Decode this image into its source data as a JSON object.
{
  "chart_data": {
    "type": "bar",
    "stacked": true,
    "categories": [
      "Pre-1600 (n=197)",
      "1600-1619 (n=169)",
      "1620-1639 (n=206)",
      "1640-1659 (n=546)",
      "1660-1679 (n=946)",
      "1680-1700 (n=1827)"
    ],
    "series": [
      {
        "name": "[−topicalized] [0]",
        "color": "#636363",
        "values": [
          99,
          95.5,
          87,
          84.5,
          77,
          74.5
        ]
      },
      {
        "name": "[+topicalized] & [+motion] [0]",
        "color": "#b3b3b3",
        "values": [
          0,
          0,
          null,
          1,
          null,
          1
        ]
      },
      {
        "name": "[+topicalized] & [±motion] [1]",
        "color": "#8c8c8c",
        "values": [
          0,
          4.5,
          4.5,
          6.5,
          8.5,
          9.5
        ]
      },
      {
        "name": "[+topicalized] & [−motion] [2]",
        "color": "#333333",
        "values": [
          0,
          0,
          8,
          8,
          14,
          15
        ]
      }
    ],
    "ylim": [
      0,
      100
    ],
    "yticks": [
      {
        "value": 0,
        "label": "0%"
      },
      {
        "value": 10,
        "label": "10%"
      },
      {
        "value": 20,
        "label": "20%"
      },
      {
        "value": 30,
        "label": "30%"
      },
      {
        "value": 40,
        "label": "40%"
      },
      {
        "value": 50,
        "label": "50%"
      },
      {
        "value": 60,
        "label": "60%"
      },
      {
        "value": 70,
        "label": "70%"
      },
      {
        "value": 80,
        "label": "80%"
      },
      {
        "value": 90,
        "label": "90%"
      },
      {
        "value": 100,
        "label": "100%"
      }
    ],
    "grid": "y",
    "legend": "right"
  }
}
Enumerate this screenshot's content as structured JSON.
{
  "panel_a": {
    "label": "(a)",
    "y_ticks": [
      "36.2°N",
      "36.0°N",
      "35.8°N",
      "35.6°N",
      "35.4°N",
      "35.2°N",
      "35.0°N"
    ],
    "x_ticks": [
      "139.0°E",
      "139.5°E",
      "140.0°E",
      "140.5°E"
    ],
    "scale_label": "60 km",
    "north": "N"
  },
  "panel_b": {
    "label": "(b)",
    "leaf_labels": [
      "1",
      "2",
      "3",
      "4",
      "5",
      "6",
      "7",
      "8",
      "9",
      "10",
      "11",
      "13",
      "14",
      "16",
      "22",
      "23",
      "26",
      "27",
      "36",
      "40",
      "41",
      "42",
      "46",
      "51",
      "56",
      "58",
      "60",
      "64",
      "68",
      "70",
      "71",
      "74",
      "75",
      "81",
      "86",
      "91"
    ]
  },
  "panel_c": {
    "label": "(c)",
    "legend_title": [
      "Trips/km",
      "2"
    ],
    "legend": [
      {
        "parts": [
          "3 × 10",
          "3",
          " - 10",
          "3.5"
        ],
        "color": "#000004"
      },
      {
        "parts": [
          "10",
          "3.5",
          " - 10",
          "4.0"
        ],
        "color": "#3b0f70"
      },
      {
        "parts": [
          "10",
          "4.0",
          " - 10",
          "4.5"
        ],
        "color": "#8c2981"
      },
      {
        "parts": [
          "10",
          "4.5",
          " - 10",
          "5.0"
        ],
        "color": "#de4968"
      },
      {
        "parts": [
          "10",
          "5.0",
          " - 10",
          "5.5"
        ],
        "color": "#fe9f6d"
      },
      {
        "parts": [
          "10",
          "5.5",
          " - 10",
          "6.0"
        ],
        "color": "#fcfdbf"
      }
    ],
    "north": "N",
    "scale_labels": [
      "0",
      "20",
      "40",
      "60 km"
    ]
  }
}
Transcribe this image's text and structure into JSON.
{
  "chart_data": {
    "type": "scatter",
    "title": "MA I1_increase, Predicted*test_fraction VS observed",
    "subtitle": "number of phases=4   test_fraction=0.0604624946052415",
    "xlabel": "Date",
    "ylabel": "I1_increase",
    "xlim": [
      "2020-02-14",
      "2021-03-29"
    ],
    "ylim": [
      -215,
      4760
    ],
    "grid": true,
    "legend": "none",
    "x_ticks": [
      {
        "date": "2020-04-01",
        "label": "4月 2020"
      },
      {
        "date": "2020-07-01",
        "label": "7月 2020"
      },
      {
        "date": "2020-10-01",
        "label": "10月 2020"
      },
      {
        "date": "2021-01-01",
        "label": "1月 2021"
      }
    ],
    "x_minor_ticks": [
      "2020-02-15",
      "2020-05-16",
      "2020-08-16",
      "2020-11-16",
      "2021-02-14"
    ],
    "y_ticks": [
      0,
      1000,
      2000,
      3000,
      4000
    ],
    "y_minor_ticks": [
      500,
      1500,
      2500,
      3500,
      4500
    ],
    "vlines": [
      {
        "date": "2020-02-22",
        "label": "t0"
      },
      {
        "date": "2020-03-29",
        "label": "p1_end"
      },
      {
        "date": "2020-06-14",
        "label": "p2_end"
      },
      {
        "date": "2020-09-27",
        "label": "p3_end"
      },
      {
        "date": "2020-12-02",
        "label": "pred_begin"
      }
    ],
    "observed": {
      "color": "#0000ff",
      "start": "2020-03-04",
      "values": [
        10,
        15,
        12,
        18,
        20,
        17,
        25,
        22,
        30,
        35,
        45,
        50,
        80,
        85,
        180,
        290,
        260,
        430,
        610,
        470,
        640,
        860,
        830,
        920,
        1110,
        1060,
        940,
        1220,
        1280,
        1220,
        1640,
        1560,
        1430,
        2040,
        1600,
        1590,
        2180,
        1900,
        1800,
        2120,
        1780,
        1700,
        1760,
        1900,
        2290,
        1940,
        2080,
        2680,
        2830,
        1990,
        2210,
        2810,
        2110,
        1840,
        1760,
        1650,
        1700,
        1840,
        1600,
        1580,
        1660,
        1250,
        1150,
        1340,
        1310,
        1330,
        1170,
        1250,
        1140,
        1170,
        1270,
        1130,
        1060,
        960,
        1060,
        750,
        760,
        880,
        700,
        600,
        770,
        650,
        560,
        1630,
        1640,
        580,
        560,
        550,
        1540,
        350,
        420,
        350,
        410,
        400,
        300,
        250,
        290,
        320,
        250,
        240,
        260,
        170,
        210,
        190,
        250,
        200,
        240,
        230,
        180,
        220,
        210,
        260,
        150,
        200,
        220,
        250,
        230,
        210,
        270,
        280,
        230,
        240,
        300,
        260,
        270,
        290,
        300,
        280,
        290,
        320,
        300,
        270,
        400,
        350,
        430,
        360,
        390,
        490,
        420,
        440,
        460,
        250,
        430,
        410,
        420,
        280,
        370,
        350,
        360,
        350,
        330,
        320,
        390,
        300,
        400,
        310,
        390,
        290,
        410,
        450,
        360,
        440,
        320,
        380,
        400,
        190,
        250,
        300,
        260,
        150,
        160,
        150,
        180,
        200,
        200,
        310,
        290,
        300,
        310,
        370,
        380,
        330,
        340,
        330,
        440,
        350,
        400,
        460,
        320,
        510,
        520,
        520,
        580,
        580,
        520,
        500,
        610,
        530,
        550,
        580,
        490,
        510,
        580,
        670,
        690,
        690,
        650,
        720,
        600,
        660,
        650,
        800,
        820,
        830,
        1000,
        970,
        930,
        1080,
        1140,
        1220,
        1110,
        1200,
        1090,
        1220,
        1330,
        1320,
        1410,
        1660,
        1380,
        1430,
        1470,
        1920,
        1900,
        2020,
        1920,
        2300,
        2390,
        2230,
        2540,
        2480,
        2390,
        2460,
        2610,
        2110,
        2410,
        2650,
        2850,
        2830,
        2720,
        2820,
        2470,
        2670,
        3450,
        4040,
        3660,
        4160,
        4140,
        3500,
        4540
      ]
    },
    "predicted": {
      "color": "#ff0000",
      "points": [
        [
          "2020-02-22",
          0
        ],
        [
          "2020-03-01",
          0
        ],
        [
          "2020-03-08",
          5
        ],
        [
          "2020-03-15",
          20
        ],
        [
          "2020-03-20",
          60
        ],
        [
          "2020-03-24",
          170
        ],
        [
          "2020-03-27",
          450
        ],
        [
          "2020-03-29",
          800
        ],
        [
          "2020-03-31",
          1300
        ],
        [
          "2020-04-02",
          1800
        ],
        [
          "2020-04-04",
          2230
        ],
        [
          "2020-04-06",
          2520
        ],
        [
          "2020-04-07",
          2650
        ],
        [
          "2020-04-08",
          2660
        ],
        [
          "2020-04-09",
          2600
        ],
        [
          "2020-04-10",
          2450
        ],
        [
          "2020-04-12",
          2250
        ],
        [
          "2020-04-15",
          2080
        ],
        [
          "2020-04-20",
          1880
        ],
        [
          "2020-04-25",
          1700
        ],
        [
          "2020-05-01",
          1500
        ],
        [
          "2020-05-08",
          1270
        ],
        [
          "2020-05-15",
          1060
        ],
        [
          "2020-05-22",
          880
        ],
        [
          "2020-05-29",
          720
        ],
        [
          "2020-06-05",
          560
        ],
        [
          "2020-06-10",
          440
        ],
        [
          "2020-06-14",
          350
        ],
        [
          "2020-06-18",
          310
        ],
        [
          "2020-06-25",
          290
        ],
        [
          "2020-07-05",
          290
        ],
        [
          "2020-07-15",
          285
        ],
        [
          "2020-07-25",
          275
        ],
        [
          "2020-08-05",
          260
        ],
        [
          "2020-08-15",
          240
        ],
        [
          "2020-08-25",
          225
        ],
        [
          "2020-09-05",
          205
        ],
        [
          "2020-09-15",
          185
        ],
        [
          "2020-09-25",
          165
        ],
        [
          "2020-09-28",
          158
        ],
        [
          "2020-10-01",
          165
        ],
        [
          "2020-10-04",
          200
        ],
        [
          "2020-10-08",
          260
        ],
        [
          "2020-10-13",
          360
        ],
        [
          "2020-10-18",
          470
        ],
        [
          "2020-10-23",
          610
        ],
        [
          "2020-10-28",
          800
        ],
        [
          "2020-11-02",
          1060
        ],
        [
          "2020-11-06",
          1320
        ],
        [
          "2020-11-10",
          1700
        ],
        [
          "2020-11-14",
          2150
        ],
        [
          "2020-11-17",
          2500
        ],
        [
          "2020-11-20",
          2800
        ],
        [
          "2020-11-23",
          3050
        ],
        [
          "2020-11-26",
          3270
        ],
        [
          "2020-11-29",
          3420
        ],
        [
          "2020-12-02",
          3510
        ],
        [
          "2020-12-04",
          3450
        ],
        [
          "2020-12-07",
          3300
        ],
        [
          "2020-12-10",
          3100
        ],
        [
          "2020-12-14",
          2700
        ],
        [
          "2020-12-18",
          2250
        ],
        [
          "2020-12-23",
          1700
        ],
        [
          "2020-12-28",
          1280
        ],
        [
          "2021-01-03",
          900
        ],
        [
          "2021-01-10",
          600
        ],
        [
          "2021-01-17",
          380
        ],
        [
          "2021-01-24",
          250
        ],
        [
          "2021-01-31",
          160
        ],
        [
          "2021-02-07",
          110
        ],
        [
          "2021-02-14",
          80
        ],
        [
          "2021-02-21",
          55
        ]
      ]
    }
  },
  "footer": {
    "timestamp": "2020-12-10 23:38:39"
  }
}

### Job
Count each line where the string "motion" occurs, and write only the number.

### Expected output
3